INSTRUCTIONS FOR THE TASK:
Write down each entry again, exactly as it reads.

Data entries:
════

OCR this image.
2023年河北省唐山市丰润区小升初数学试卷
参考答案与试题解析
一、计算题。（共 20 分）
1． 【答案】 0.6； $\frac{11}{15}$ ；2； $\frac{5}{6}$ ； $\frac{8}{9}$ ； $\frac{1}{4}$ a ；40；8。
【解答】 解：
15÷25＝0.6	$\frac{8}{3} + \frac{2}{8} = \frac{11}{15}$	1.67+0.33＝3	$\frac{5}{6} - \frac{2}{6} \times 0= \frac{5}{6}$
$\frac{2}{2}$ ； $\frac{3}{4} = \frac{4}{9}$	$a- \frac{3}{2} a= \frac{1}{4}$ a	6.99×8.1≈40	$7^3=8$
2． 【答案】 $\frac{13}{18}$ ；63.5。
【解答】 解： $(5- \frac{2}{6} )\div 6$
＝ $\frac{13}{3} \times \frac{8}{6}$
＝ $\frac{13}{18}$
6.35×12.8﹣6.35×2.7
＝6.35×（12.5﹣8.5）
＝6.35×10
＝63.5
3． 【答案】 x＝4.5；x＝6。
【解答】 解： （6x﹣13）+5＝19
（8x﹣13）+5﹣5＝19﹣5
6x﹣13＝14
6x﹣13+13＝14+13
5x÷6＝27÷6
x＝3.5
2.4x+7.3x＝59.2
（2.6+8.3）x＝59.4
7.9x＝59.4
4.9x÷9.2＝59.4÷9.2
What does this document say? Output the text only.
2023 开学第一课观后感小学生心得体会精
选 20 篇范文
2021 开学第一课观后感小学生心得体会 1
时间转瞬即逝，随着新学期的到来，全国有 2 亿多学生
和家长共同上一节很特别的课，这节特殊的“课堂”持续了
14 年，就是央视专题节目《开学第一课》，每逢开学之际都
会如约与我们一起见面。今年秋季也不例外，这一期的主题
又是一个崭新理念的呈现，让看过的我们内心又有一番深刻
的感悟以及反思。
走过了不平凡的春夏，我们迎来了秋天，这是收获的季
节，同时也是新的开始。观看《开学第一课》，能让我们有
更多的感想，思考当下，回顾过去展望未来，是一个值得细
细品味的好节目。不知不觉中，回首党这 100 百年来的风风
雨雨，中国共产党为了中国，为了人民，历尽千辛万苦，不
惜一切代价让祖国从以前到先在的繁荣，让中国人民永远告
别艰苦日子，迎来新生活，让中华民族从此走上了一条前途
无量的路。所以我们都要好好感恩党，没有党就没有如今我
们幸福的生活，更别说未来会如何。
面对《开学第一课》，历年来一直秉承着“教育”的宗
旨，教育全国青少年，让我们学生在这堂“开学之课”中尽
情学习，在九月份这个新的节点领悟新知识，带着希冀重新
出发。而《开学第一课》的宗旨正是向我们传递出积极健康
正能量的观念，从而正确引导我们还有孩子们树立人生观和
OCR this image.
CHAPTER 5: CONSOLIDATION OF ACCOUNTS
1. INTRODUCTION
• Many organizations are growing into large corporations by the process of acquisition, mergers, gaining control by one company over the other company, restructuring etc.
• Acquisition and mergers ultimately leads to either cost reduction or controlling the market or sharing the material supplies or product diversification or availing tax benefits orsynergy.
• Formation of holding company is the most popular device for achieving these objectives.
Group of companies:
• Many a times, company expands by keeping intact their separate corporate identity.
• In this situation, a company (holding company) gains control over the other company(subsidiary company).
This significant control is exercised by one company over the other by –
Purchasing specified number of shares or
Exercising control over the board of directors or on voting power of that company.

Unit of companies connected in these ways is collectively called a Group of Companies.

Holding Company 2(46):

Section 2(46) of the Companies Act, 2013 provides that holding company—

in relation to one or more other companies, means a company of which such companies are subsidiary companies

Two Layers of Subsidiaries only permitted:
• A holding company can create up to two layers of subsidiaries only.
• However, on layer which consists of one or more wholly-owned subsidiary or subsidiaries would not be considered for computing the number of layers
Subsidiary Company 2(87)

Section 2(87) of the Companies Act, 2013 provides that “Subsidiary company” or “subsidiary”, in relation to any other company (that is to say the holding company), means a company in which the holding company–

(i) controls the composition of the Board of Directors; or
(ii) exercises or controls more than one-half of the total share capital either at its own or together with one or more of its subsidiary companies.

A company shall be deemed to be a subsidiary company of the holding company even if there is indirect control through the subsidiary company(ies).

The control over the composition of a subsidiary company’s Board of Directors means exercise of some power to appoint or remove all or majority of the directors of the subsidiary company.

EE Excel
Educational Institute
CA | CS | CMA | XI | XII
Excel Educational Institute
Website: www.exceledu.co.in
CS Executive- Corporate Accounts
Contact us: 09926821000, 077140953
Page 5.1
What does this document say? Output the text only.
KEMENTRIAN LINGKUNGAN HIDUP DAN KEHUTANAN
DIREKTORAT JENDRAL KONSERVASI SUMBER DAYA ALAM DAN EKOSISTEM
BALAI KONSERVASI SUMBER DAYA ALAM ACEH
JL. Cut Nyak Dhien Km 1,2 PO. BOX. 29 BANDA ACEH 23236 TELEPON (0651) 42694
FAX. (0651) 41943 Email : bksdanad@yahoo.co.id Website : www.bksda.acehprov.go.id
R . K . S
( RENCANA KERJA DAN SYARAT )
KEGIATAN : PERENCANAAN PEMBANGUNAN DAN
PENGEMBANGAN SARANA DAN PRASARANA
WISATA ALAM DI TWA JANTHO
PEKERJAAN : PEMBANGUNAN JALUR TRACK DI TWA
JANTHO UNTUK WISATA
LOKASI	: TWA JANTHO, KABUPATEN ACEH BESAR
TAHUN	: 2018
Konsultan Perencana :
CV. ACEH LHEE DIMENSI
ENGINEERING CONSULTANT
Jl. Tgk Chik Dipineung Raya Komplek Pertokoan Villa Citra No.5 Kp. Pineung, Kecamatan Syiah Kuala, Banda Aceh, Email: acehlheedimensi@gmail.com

════

WRITTEN SOLUTION:
OCR this image.
2023年河北省唐山市丰润区小升初数学试卷
参考答案与试题解析
一、计算题。（共 20 分）
1． 【答案】 0.6； $\frac{11}{15}$ ；2； $\frac{5}{6}$ ； $\frac{8}{9}$ ； $\frac{1}{4}$ a ；40；8。
【解答】 解：
15÷25＝0.6	$\frac{8}{3} + \frac{2}{8} = \frac{11}{15}$	1.67+0.33＝3	$\frac{5}{6} - \frac{2}{6} \times 0= \frac{5}{6}$
$\frac{2}{2}$ ； $\frac{3}{4} = \frac{4}{9}$	$a- \frac{3}{2} a= \frac{1}{4}$ a	6.99×8.1≈40	$7^3=8$
2． 【答案】 $\frac{13}{18}$ ；63.5。
【解答】 解： $(5- \frac{2}{6} )\div 6$
＝ $\frac{13}{3} \times \frac{8}{6}$
＝ $\frac{13}{18}$
6.35×12.8﹣6.35×2.7
＝6.35×（12.5﹣8.5）
＝6.35×10
＝63.5
3． 【答案】 x＝4.5；x＝6。
【解答】 解： （6x﹣13）+5＝19
（8x﹣13）+5﹣5＝19﹣5
6x﹣13＝14
6x﹣13+13＝14+13
5x÷6＝27÷6
x＝3.5
2.4x+7.3x＝59.2
（2.6+8.3）x＝59.4
7.9x＝59.4
4.9x÷9.2＝59.4÷9.2
What does this document say? Output the text only.
2023 开学第一课观后感小学生心得体会精
选 20 篇范文
2021 开学第一课观后感小学生心得体会 1
时间转瞬即逝，随着新学期的到来，全国有 2 亿多学生
和家长共同上一节很特别的课，这节特殊的“课堂”持续了
14 年，就是央视专题节目《开学第一课》，每逢开学之际都
会如约与我们一起见面。今年秋季也不例外，这一期的主题
又是一个崭新理念的呈现，让看过的我们内心又有一番深刻
的感悟以及反思。
走过了不平凡的春夏，我们迎来了秋天，这是收获的季
节，同时也是新的开始。观看《开学第一课》，能让我们有
更多的感想，思考当下，回顾过去展望未来，是一个值得细
细品味的好节目。不知不觉中，回首党这 100 百年来的风风
雨雨，中国共产党为了中国，为了人民，历尽千辛万苦，不
惜一切代价让祖国从以前到先在的繁荣，让中国人民永远告
别艰苦日子，迎来新生活，让中华民族从此走上了一条前途
无量的路。所以我们都要好好感恩党，没有党就没有如今我
们幸福的生活，更别说未来会如何。
面对《开学第一课》，历年来一直秉承着“教育”的宗
旨，教育全国青少年，让我们学生在这堂“开学之课”中尽
情学习，在九月份这个新的节点领悟新知识，带着希冀重新
出发。而《开学第一课》的宗旨正是向我们传递出积极健康
正能量的观念，从而正确引导我们还有孩子们树立人生观和
OCR this image.
CHAPTER 5: CONSOLIDATION OF ACCOUNTS
1. INTRODUCTION
• Many organizations are growing into large corporations by the process of acquisition, mergers, gaining control by one company over the other company, restructuring etc.
• Acquisition and mergers ultimately leads to either cost reduction or controlling the market or sharing the material supplies or product diversification or availing tax benefits orsynergy.
• Formation of holding company is the most popular device for achieving these objectives.
Group of companies:
• Many a times, company expands by keeping intact their separate corporate identity.
• In this situation, a company (holding company) gains control over the other company(subsidiary company).
This significant control is exercised by one company over the other by –
Purchasing specified number of shares or
Exercising control over the board of directors or on voting power of that company.

Unit of companies connected in these ways is collectively called a Group of Companies.

Holding Company 2(46):

Section 2(46) of the Companies Act, 2013 provides that holding company—

in relation to one or more other companies, means a company of which such companies are subsidiary companies

Two Layers of Subsidiaries only permitted:
• A holding company can create up to two layers of subsidiaries only.
• However, on layer which consists of one or more wholly-owned subsidiary or subsidiaries would not be considered for computing the number of layers
Subsidiary Company 2(87)

Section 2(87) of the Companies Act, 2013 provides that “Subsidiary company” or “subsidiary”, in relation to any other company (that is to say the holding company), means a company in which the holding company–

(i) controls the composition of the Board of Directors; or
(ii) exercises or controls more than one-half of the total share capital either at its own or together with one or more of its subsidiary companies.

A company shall be deemed to be a subsidiary company of the holding company even if there is indirect control through the subsidiary company(ies).

The control over the composition of a subsidiary company’s Board of Directors means exercise of some power to appoint or remove all or majority of the directors of the subsidiary company.

EE Excel
Educational Institute
CA | CS | CMA | XI | XII
Excel Educational Institute
Website: www.exceledu.co.in
CS Executive- Corporate Accounts
Contact us: 09926821000, 077140953
Page 5.1
What does this document say? Output the text only.
KEMENTRIAN LINGKUNGAN HIDUP DAN KEHUTANAN
DIREKTORAT JENDRAL KONSERVASI SUMBER DAYA ALAM DAN EKOSISTEM
BALAI KONSERVASI SUMBER DAYA ALAM ACEH
JL. Cut Nyak Dhien Km 1,2 PO. BOX. 29 BANDA ACEH 23236 TELEPON (0651) 42694
FAX. (0651) 41943 Email : bksdanad@yahoo.co.id Website : www.bksda.acehprov.go.id
R . K . S
( RENCANA KERJA DAN SYARAT )
KEGIATAN : PERENCANAAN PEMBANGUNAN DAN
PENGEMBANGAN SARANA DAN PRASARANA
WISATA ALAM DI TWA JANTHO
PEKERJAAN : PEMBANGUNAN JALUR TRACK DI TWA
JANTHO UNTUK WISATA
LOKASI	: TWA JANTHO, KABUPATEN ACEH BESAR
TAHUN	: 2018
Konsultan Perencana :
CV. ACEH LHEE DIMENSI
ENGINEERING CONSULTANT
Jl. Tgk Chik Dipineung Raya Komplek Pertokoan Villa Citra No.5 Kp. Pineung, Kecamatan Syiah Kuala, Banda Aceh, Email: acehlheedimensi@gmail.com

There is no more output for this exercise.